▶ What to work on: Transcribe the listing that follows in full, omitting pictures.

▶ Provided information:
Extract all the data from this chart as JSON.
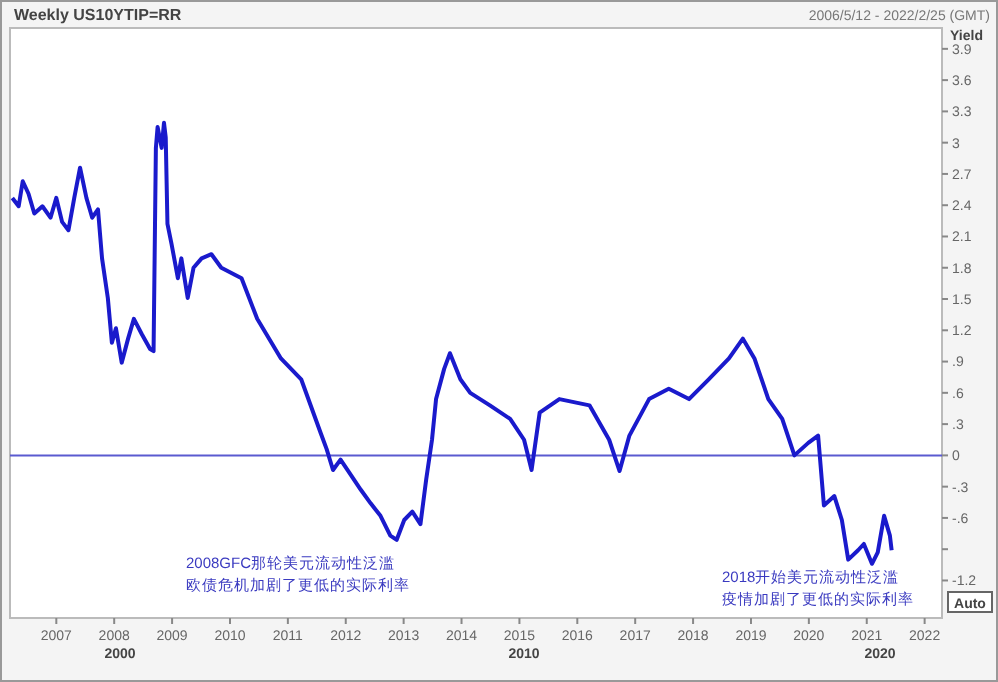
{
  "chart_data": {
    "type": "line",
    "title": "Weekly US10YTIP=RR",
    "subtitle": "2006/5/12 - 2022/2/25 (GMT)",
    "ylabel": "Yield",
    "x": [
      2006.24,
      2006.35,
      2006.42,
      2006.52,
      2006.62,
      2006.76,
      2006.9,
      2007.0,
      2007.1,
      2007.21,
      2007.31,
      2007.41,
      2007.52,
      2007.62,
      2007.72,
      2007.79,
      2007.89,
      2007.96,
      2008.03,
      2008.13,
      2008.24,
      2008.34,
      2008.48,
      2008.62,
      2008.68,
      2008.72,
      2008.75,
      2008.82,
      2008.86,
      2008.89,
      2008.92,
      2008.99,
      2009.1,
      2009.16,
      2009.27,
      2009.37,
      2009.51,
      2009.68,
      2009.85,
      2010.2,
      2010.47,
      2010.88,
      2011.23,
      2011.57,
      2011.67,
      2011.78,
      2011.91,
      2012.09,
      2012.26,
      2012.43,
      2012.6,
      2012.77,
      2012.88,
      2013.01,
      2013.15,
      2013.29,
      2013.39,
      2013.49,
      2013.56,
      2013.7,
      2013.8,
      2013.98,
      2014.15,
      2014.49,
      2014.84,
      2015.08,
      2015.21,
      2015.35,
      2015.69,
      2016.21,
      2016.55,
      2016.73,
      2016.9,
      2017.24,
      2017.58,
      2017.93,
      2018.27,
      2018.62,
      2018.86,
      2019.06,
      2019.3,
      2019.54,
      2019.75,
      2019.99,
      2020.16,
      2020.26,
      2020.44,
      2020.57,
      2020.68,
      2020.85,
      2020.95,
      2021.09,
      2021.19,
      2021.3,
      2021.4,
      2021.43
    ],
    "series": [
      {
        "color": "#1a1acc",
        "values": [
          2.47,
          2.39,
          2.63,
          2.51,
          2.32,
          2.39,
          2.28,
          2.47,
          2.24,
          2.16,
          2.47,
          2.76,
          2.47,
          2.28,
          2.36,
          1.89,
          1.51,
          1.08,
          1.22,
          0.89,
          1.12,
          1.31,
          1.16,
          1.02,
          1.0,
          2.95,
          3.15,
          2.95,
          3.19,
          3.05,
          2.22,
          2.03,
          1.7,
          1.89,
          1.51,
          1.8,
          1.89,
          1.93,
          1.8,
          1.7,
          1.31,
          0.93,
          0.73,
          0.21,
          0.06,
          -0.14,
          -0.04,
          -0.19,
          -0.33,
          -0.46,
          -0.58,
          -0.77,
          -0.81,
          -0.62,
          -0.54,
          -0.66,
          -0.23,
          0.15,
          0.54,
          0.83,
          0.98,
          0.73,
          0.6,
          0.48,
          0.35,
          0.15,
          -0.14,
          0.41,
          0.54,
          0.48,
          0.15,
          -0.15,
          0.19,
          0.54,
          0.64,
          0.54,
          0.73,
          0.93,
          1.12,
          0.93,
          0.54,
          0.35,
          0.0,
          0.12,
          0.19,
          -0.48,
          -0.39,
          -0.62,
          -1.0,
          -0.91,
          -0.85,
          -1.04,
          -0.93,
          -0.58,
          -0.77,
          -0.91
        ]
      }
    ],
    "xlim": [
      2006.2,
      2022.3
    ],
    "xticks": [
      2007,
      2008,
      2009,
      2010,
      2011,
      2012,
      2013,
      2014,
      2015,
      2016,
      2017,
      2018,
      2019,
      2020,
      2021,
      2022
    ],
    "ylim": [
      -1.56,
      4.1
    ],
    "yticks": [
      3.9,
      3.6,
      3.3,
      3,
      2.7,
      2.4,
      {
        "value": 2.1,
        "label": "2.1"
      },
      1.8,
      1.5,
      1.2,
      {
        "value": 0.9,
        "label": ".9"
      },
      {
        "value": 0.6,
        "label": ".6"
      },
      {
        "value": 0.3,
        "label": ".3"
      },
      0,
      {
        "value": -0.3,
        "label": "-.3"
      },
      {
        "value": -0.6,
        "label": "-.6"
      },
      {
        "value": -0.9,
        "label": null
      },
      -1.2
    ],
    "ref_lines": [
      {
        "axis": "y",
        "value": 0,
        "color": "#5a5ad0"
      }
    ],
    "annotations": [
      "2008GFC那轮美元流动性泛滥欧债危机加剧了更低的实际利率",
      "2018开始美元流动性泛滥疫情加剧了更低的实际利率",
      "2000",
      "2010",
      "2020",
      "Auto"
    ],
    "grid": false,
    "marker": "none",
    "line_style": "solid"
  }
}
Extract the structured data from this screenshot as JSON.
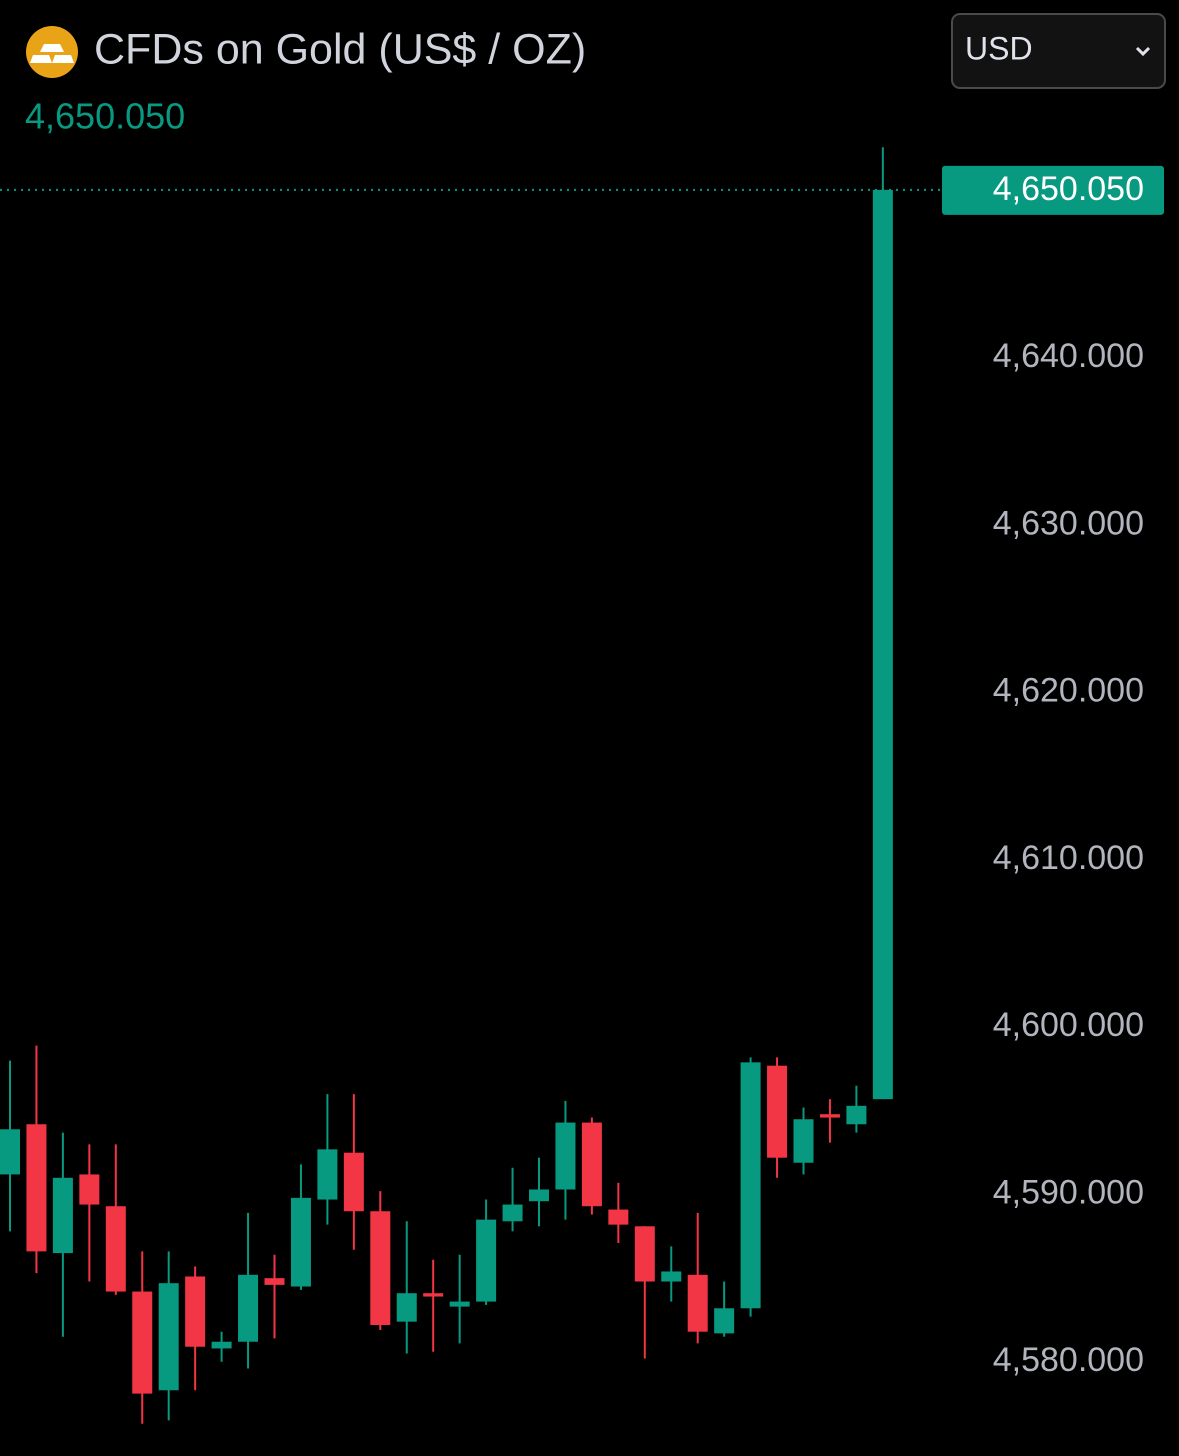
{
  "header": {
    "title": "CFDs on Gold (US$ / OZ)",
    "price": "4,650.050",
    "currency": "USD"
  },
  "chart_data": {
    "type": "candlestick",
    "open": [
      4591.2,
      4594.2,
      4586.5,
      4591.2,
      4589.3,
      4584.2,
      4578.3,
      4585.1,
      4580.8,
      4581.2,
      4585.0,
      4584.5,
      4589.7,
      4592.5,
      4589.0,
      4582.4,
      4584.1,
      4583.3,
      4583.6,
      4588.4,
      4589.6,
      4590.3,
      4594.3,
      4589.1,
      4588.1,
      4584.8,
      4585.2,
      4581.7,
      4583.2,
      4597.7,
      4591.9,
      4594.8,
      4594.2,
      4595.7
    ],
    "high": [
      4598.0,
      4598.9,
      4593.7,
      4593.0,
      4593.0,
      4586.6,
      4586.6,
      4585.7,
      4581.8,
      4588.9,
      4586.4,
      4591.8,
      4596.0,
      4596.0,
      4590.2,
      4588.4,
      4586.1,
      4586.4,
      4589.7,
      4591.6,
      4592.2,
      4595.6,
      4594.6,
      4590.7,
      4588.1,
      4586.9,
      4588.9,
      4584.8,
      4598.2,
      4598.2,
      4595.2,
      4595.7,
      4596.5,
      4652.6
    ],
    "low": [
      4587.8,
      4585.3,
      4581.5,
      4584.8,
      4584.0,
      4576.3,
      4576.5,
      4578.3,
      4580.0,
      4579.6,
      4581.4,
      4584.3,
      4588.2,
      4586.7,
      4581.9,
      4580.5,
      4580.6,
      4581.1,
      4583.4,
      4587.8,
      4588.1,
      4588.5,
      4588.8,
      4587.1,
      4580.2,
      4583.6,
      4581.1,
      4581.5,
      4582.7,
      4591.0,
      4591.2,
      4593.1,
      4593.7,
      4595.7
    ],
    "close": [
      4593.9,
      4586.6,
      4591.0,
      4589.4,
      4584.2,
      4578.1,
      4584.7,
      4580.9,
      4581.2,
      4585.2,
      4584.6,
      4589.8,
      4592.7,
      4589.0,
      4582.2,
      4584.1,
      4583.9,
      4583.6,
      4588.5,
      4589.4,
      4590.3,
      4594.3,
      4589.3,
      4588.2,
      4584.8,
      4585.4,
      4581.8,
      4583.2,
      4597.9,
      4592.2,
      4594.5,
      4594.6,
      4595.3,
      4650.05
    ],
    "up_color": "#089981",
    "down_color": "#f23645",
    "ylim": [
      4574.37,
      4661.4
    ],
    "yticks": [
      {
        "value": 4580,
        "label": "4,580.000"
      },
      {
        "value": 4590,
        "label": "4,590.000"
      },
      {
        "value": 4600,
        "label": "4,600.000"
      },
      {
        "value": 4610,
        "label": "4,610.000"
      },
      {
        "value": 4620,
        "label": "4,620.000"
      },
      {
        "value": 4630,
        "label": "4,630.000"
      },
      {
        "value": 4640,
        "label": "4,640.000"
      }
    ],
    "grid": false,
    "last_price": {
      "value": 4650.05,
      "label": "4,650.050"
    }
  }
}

▶ Task output:
Extract all the data from this chart as JSON.
{
  "chart_data": {
    "type": "line",
    "title": "Weekly US10YTIP=RR",
    "subtitle": "2006/5/12 - 2022/2/25 (GMT)",
    "ylabel": "Yield",
    "x": [
      2006.24,
      2006.35,
      2006.42,
      2006.52,
      2006.62,
      2006.76,
      2006.9,
      2007.0,
      2007.1,
      2007.21,
      2007.31,
      2007.41,
      2007.52,
      2007.62,
      2007.72,
      2007.79,
      2007.89,
      2007.96,
      2008.03,
      2008.13,
      2008.24,
      2008.34,
      2008.48,
      2008.62,
      2008.68,
      2008.72,
      2008.75,
      2008.82,
      2008.86,
      2008.89,
      2008.92,
      2008.99,
      2009.1,
      2009.16,
      2009.27,
      2009.37,
      2009.51,
      2009.68,
      2009.85,
      2010.2,
      2010.47,
      2010.88,
      2011.23,
      2011.57,
      2011.67,
      2011.78,
      2011.91,
      2012.09,
      2012.26,
      2012.43,
      2012.6,
      2012.77,
      2012.88,
      2013.01,
      2013.15,
      2013.29,
      2013.39,
      2013.49,
      2013.56,
      2013.7,
      2013.8,
      2013.98,
      2014.15,
      2014.49,
      2014.84,
      2015.08,
      2015.21,
      2015.35,
      2015.69,
      2016.21,
      2016.55,
      2016.73,
      2016.9,
      2017.24,
      2017.58,
      2017.93,
      2018.27,
      2018.62,
      2018.86,
      2019.06,
      2019.3,
      2019.54,
      2019.75,
      2019.99,
      2020.16,
      2020.26,
      2020.44,
      2020.57,
      2020.68,
      2020.85,
      2020.95,
      2021.09,
      2021.19,
      2021.3,
      2021.4,
      2021.43
    ],
    "series": [
      {
        "color": "#1a1acc",
        "values": [
          2.47,
          2.39,
          2.63,
          2.51,
          2.32,
          2.39,
          2.28,
          2.47,
          2.24,
          2.16,
          2.47,
          2.76,
          2.47,
          2.28,
          2.36,
          1.89,
          1.51,
          1.08,
          1.22,
          0.89,
          1.12,
          1.31,
          1.16,
          1.02,
          1.0,
          2.95,
          3.15,
          2.95,
          3.19,
          3.05,
          2.22,
          2.03,
          1.7,
          1.89,
          1.51,
          1.8,
          1.89,
          1.93,
          1.8,
          1.7,
          1.31,
          0.93,
          0.73,
          0.21,
          0.06,
          -0.14,
          -0.04,
          -0.19,
          -0.33,
          -0.46,
          -0.58,
          -0.77,
          -0.81,
          -0.62,
          -0.54,
          -0.66,
          -0.23,
          0.15,
          0.54,
          0.83,
          0.98,
          0.73,
          0.6,
          0.48,
          0.35,
          0.15,
          -0.14,
          0.41,
          0.54,
          0.48,
          0.15,
          -0.15,
          0.19,
          0.54,
          0.64,
          0.54,
          0.73,
          0.93,
          1.12,
          0.93,
          0.54,
          0.35,
          0.0,
          0.12,
          0.19,
          -0.48,
          -0.39,
          -0.62,
          -1.0,
          -0.91,
          -0.85,
          -1.04,
          -0.93,
          -0.58,
          -0.77,
          -0.91
        ]
      }
    ],
    "xlim": [
      2006.2,
      2022.3
    ],
    "xticks": [
      2007,
      2008,
      2009,
      2010,
      2011,
      2012,
      2013,
      2014,
      2015,
      2016,
      2017,
      2018,
      2019,
      2020,
      2021,
      2022
    ],
    "ylim": [
      -1.56,
      4.1
    ],
    "yticks": [
      3.9,
      3.6,
      3.3,
      3,
      2.7,
      2.4,
      {
        "value": 2.1,
        "label": "2.1"
      },
      1.8,
      1.5,
      1.2,
      {
        "value": 0.9,
        "label": ".9"
      },
      {
        "value": 0.6,
        "label": ".6"
      },
      {
        "value": 0.3,
        "label": ".3"
      },
      0,
      {
        "value": -0.3,
        "label": "-.3"
      },
      {
        "value": -0.6,
        "label": "-.6"
      },
      {
        "value": -0.9,
        "label": null
      },
      -1.2
    ],
    "ref_lines": [
      {
        "axis": "y",
        "value": 0,
        "color": "#5a5ad0"
      }
    ],
    "annotations": [
      "2008GFC那轮美元流动性泛滥欧债危机加剧了更低的实际利率",
      "2018开始美元流动性泛滥疫情加剧了更低的实际利率",
      "2000",
      "2010",
      "2020",
      "Auto"
    ],
    "grid": false,
    "marker": "none",
    "line_style": "solid"
  }
}
Extract the structured data from this screenshot as JSON.
{
  "header": {
    "title": "CFDs on Gold (US$ / OZ)",
    "price": "4,650.050",
    "currency": "USD"
  },
  "chart_data": {
    "type": "candlestick",
    "open": [
      4591.2,
      4594.2,
      4586.5,
      4591.2,
      4589.3,
      4584.2,
      4578.3,
      4585.1,
      4580.8,
      4581.2,
      4585.0,
      4584.5,
      4589.7,
      4592.5,
      4589.0,
      4582.4,
      4584.1,
      4583.3,
      4583.6,
      4588.4,
      4589.6,
      4590.3,
      4594.3,
      4589.1,
      4588.1,
      4584.8,
      4585.2,
      4581.7,
      4583.2,
      4597.7,
      4591.9,
      4594.8,
      4594.2,
      4595.7
    ],
    "high": [
      4598.0,
      4598.9,
      4593.7,
      4593.0,
      4593.0,
      4586.6,
      4586.6,
      4585.7,
      4581.8,
      4588.9,
      4586.4,
      4591.8,
      4596.0,
      4596.0,
      4590.2,
      4588.4,
      4586.1,
      4586.4,
      4589.7,
      4591.6,
      4592.2,
      4595.6,
      4594.6,
      4590.7,
      4588.1,
      4586.9,
      4588.9,
      4584.8,
      4598.2,
      4598.2,
      4595.2,
      4595.7,
      4596.5,
      4652.6
    ],
    "low": [
      4587.8,
      4585.3,
      4581.5,
      4584.8,
      4584.0,
      4576.3,
      4576.5,
      4578.3,
      4580.0,
      4579.6,
      4581.4,
      4584.3,
      4588.2,
      4586.7,
      4581.9,
      4580.5,
      4580.6,
      4581.1,
      4583.4,
      4587.8,
      4588.1,
      4588.5,
      4588.8,
      4587.1,
      4580.2,
      4583.6,
      4581.1,
      4581.5,
      4582.7,
      4591.0,
      4591.2,
      4593.1,
      4593.7,
      4595.7
    ],
    "close": [
      4593.9,
      4586.6,
      4591.0,
      4589.4,
      4584.2,
      4578.1,
      4584.7,
      4580.9,
      4581.2,
      4585.2,
      4584.6,
      4589.8,
      4592.7,
      4589.0,
      4582.2,
      4584.1,
      4583.9,
      4583.6,
      4588.5,
      4589.4,
      4590.3,
      4594.3,
      4589.3,
      4588.2,
      4584.8,
      4585.4,
      4581.8,
      4583.2,
      4597.9,
      4592.2,
      4594.5,
      4594.6,
      4595.3,
      4650.05
    ],
    "up_color": "#089981",
    "down_color": "#f23645",
    "ylim": [
      4574.37,
      4661.4
    ],
    "yticks": [
      {
        "value": 4580,
        "label": "4,580.000"
      },
      {
        "value": 4590,
        "label": "4,590.000"
      },
      {
        "value": 4600,
        "label": "4,600.000"
      },
      {
        "value": 4610,
        "label": "4,610.000"
      },
      {
        "value": 4620,
        "label": "4,620.000"
      },
      {
        "value": 4630,
        "label": "4,630.000"
      },
      {
        "value": 4640,
        "label": "4,640.000"
      }
    ],
    "grid": false,
    "last_price": {
      "value": 4650.05,
      "label": "4,650.050"
    }
  }
}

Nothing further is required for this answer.